(Stored data)
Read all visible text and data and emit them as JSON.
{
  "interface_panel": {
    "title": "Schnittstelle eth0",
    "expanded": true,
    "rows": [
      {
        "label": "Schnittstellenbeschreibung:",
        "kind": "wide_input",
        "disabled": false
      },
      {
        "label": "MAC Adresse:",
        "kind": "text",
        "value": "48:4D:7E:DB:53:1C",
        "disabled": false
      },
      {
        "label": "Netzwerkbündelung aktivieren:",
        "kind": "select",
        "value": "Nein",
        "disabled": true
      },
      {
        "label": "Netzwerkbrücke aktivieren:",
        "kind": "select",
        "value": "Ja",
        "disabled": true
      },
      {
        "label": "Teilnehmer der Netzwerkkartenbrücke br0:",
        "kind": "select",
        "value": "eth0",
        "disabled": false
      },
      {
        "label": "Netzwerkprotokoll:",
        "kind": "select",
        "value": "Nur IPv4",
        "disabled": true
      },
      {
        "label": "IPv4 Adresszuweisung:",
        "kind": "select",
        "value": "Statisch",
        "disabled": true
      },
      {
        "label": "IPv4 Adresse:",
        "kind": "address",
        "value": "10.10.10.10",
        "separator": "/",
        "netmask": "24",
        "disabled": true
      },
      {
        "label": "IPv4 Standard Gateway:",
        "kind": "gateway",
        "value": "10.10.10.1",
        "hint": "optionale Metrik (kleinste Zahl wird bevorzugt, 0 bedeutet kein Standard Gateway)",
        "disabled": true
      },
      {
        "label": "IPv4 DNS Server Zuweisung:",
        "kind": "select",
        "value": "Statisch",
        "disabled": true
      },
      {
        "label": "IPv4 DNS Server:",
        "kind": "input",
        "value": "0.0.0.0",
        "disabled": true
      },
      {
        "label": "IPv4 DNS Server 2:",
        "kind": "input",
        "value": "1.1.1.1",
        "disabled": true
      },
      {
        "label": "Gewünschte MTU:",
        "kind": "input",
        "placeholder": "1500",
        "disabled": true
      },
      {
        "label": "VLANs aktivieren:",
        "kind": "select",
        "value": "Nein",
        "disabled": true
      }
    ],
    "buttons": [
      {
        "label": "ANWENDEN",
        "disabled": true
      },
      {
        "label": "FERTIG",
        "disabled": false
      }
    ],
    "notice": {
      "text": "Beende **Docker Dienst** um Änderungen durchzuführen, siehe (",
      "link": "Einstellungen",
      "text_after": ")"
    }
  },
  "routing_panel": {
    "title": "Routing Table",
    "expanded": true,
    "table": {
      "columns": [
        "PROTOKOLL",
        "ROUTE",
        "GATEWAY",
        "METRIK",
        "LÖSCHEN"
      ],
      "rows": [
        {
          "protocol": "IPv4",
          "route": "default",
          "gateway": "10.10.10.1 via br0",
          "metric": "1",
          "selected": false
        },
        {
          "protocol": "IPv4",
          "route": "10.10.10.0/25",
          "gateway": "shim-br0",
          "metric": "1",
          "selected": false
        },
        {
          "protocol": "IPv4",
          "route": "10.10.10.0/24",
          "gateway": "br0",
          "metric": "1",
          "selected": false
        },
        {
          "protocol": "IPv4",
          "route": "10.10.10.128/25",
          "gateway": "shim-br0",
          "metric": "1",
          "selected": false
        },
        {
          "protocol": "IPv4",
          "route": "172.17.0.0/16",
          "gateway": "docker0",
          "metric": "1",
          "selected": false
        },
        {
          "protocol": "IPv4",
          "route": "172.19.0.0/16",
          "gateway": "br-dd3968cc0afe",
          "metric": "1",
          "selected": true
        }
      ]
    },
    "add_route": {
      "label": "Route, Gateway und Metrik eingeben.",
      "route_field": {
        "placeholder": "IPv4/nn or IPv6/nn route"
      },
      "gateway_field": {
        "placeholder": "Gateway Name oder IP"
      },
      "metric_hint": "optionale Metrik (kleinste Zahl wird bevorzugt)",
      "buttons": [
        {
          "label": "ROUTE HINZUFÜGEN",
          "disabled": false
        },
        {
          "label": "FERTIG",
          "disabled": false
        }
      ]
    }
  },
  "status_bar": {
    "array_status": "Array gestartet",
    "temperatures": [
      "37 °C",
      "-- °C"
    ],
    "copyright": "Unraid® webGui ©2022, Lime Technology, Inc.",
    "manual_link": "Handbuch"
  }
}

- What the task asks
Identify and copy lines that hold the string "bevorzugt".

- Task output
        "hint": "optionale Metrik (kleinste Zahl wird bevorzugt, 0 bedeutet kein Standard Gateway)",
      "metric_hint": "optionale Metrik (kleinste Zahl wird bevorzugt)",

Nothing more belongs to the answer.